[Description of the task]
From the listing that follows, output everything exactly except the pictures.

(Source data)
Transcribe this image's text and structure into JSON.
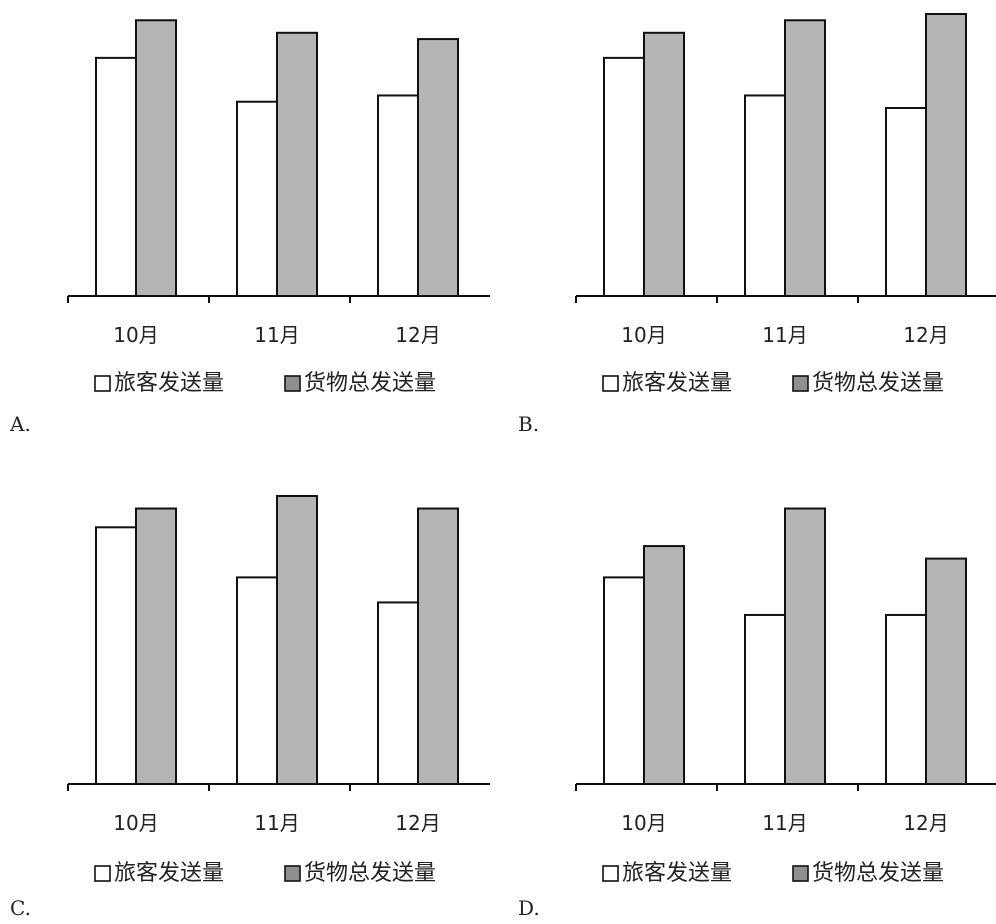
{
  "chart_data": [
    {
      "type": "bar",
      "panel_label": "A.",
      "categories": [
        "10月",
        "11月",
        "12月"
      ],
      "series": [
        {
          "name": "旅客发送量",
          "values": [
            76,
            62,
            64
          ]
        },
        {
          "name": "货物总发送量",
          "values": [
            88,
            84,
            82
          ]
        }
      ],
      "ylim": [
        0,
        90
      ],
      "grid": false,
      "legend": "bottom",
      "colors": {
        "旅客发送量": "#ffffff",
        "货物总发送量": "#b5b5b5"
      }
    },
    {
      "type": "bar",
      "panel_label": "B.",
      "categories": [
        "10月",
        "11月",
        "12月"
      ],
      "series": [
        {
          "name": "旅客发送量",
          "values": [
            76,
            64,
            60
          ]
        },
        {
          "name": "货物总发送量",
          "values": [
            84,
            88,
            90
          ]
        }
      ],
      "ylim": [
        0,
        90
      ],
      "grid": false,
      "legend": "bottom",
      "colors": {
        "旅客发送量": "#ffffff",
        "货物总发送量": "#b5b5b5"
      }
    },
    {
      "type": "bar",
      "panel_label": "C.",
      "categories": [
        "10月",
        "11月",
        "12月"
      ],
      "series": [
        {
          "name": "旅客发送量",
          "values": [
            82,
            66,
            58
          ]
        },
        {
          "name": "货物总发送量",
          "values": [
            88,
            92,
            88
          ]
        }
      ],
      "ylim": [
        0,
        92
      ],
      "grid": false,
      "legend": "bottom",
      "colors": {
        "旅客发送量": "#ffffff",
        "货物总发送量": "#b5b5b5"
      }
    },
    {
      "type": "bar",
      "panel_label": "D.",
      "categories": [
        "10月",
        "11月",
        "12月"
      ],
      "series": [
        {
          "name": "旅客发送量",
          "values": [
            66,
            54,
            54
          ]
        },
        {
          "name": "货物总发送量",
          "values": [
            76,
            88,
            72
          ]
        }
      ],
      "ylim": [
        0,
        92
      ],
      "grid": false,
      "legend": "bottom",
      "colors": {
        "旅客发送量": "#ffffff",
        "货物总发送量": "#b5b5b5"
      }
    }
  ]
}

[Result]
Transcribe this image's text and structure into JSON.
{
  "chart_data": [
    {
      "type": "bar",
      "panel_label": "A.",
      "categories": [
        "10月",
        "11月",
        "12月"
      ],
      "series": [
        {
          "name": "旅客发送量",
          "values": [
            76,
            62,
            64
          ]
        },
        {
          "name": "货物总发送量",
          "values": [
            88,
            84,
            82
          ]
        }
      ],
      "ylim": [
        0,
        90
      ],
      "grid": false,
      "legend": "bottom",
      "colors": {
        "旅客发送量": "#ffffff",
        "货物总发送量": "#b5b5b5"
      }
    },
    {
      "type": "bar",
      "panel_label": "B.",
      "categories": [
        "10月",
        "11月",
        "12月"
      ],
      "series": [
        {
          "name": "旅客发送量",
          "values": [
            76,
            64,
            60
          ]
        },
        {
          "name": "货物总发送量",
          "values": [
            84,
            88,
            90
          ]
        }
      ],
      "ylim": [
        0,
        90
      ],
      "grid": false,
      "legend": "bottom",
      "colors": {
        "旅客发送量": "#ffffff",
        "货物总发送量": "#b5b5b5"
      }
    },
    {
      "type": "bar",
      "panel_label": "C.",
      "categories": [
        "10月",
        "11月",
        "12月"
      ],
      "series": [
        {
          "name": "旅客发送量",
          "values": [
            82,
            66,
            58
          ]
        },
        {
          "name": "货物总发送量",
          "values": [
            88,
            92,
            88
          ]
        }
      ],
      "ylim": [
        0,
        92
      ],
      "grid": false,
      "legend": "bottom",
      "colors": {
        "旅客发送量": "#ffffff",
        "货物总发送量": "#b5b5b5"
      }
    },
    {
      "type": "bar",
      "panel_label": "D.",
      "categories": [
        "10月",
        "11月",
        "12月"
      ],
      "series": [
        {
          "name": "旅客发送量",
          "values": [
            66,
            54,
            54
          ]
        },
        {
          "name": "货物总发送量",
          "values": [
            76,
            88,
            72
          ]
        }
      ],
      "ylim": [
        0,
        92
      ],
      "grid": false,
      "legend": "bottom",
      "colors": {
        "旅客发送量": "#ffffff",
        "货物总发送量": "#b5b5b5"
      }
    }
  ]
}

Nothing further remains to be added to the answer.